◆ **Do this**
Copy all the entries word for word, but omit the pictures.

'''

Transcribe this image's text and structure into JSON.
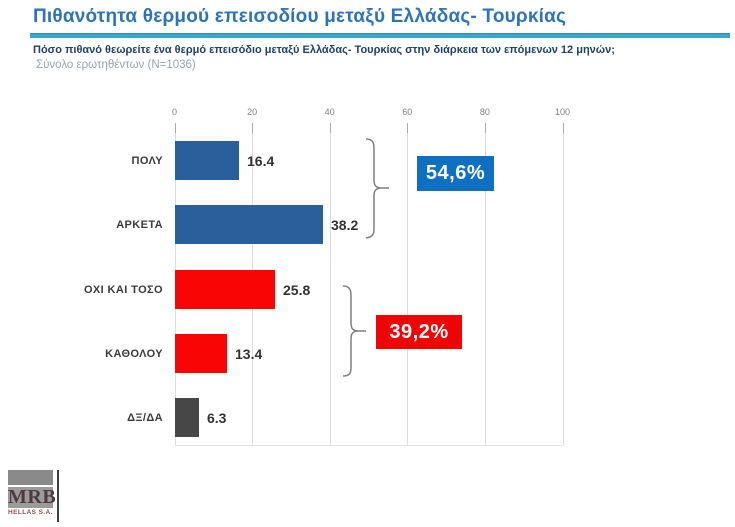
{
  "header": {
    "title": "Πιθανότητα θερμού επεισοδίου μεταξύ Ελλάδας- Τουρκίας",
    "question": "Πόσο πιθανό θεωρείτε ένα θερμό επεισόδιο μεταξύ Ελλάδας- Τουρκίας στην διάρκεια των επόμενων 12 μηνών;",
    "sample": "Σύνολο ερωτηθέντων (N=1036)"
  },
  "chart_data": {
    "type": "bar",
    "orientation": "horizontal",
    "categories": [
      "ΠΟΛΥ",
      "ΑΡΚΕΤΑ",
      "ΟΧΙ ΚΑΙ ΤΟΣΟ",
      "ΚΑΘΟΛΟΥ",
      "ΔΞ/ΔΑ"
    ],
    "values": [
      16.4,
      38.2,
      25.8,
      13.4,
      6.3
    ],
    "value_labels": [
      "16.4",
      "38.2",
      "25.8",
      "13.4",
      "6.3"
    ],
    "bar_colors": [
      "#2A5F9C",
      "#2A5F9C",
      "#FA0505",
      "#FA0505",
      "#474747"
    ],
    "xlim": [
      0,
      100
    ],
    "x_ticks": [
      "0",
      "20",
      "40",
      "60",
      "80",
      "100"
    ],
    "grid": true,
    "groups": [
      {
        "label": "54,6%",
        "members": [
          "ΠΟΛΥ",
          "ΑΡΚΕΤΑ"
        ],
        "color": "#0F70C2"
      },
      {
        "label": "39,2%",
        "members": [
          "ΟΧΙ ΚΑΙ ΤΟΣΟ",
          "ΚΑΘΟΛΟΥ"
        ],
        "color": "#EE0404"
      }
    ]
  },
  "colors": {
    "title_blue": "#2E74B5",
    "rule_teal": "#3BA6C9",
    "bar_blue": "#2A5F9C",
    "bar_red": "#FA0505",
    "bar_gray": "#474747",
    "badge_blue": "#0F70C2",
    "badge_red": "#EE0404"
  },
  "logo": {
    "name": "MRB",
    "sub": "HELLAS S.A."
  }
}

'''

◆ **Exercise response**
Transcribe this image's text and structure into JSON.
{
  "header": {
    "title": "Πιθανότητα θερμού επεισοδίου μεταξύ Ελλάδας- Τουρκίας",
    "question": "Πόσο πιθανό θεωρείτε ένα θερμό επεισόδιο μεταξύ Ελλάδας- Τουρκίας στην διάρκεια των επόμενων 12 μηνών;",
    "sample": "Σύνολο ερωτηθέντων (N=1036)"
  },
  "chart_data": {
    "type": "bar",
    "orientation": "horizontal",
    "categories": [
      "ΠΟΛΥ",
      "ΑΡΚΕΤΑ",
      "ΟΧΙ ΚΑΙ ΤΟΣΟ",
      "ΚΑΘΟΛΟΥ",
      "ΔΞ/ΔΑ"
    ],
    "values": [
      16.4,
      38.2,
      25.8,
      13.4,
      6.3
    ],
    "value_labels": [
      "16.4",
      "38.2",
      "25.8",
      "13.4",
      "6.3"
    ],
    "bar_colors": [
      "#2A5F9C",
      "#2A5F9C",
      "#FA0505",
      "#FA0505",
      "#474747"
    ],
    "xlim": [
      0,
      100
    ],
    "x_ticks": [
      "0",
      "20",
      "40",
      "60",
      "80",
      "100"
    ],
    "grid": true,
    "groups": [
      {
        "label": "54,6%",
        "members": [
          "ΠΟΛΥ",
          "ΑΡΚΕΤΑ"
        ],
        "color": "#0F70C2"
      },
      {
        "label": "39,2%",
        "members": [
          "ΟΧΙ ΚΑΙ ΤΟΣΟ",
          "ΚΑΘΟΛΟΥ"
        ],
        "color": "#EE0404"
      }
    ]
  },
  "colors": {
    "title_blue": "#2E74B5",
    "rule_teal": "#3BA6C9",
    "bar_blue": "#2A5F9C",
    "bar_red": "#FA0505",
    "bar_gray": "#474747",
    "badge_blue": "#0F70C2",
    "badge_red": "#EE0404"
  },
  "logo": {
    "name": "MRB",
    "sub": "HELLAS S.A."
  }
}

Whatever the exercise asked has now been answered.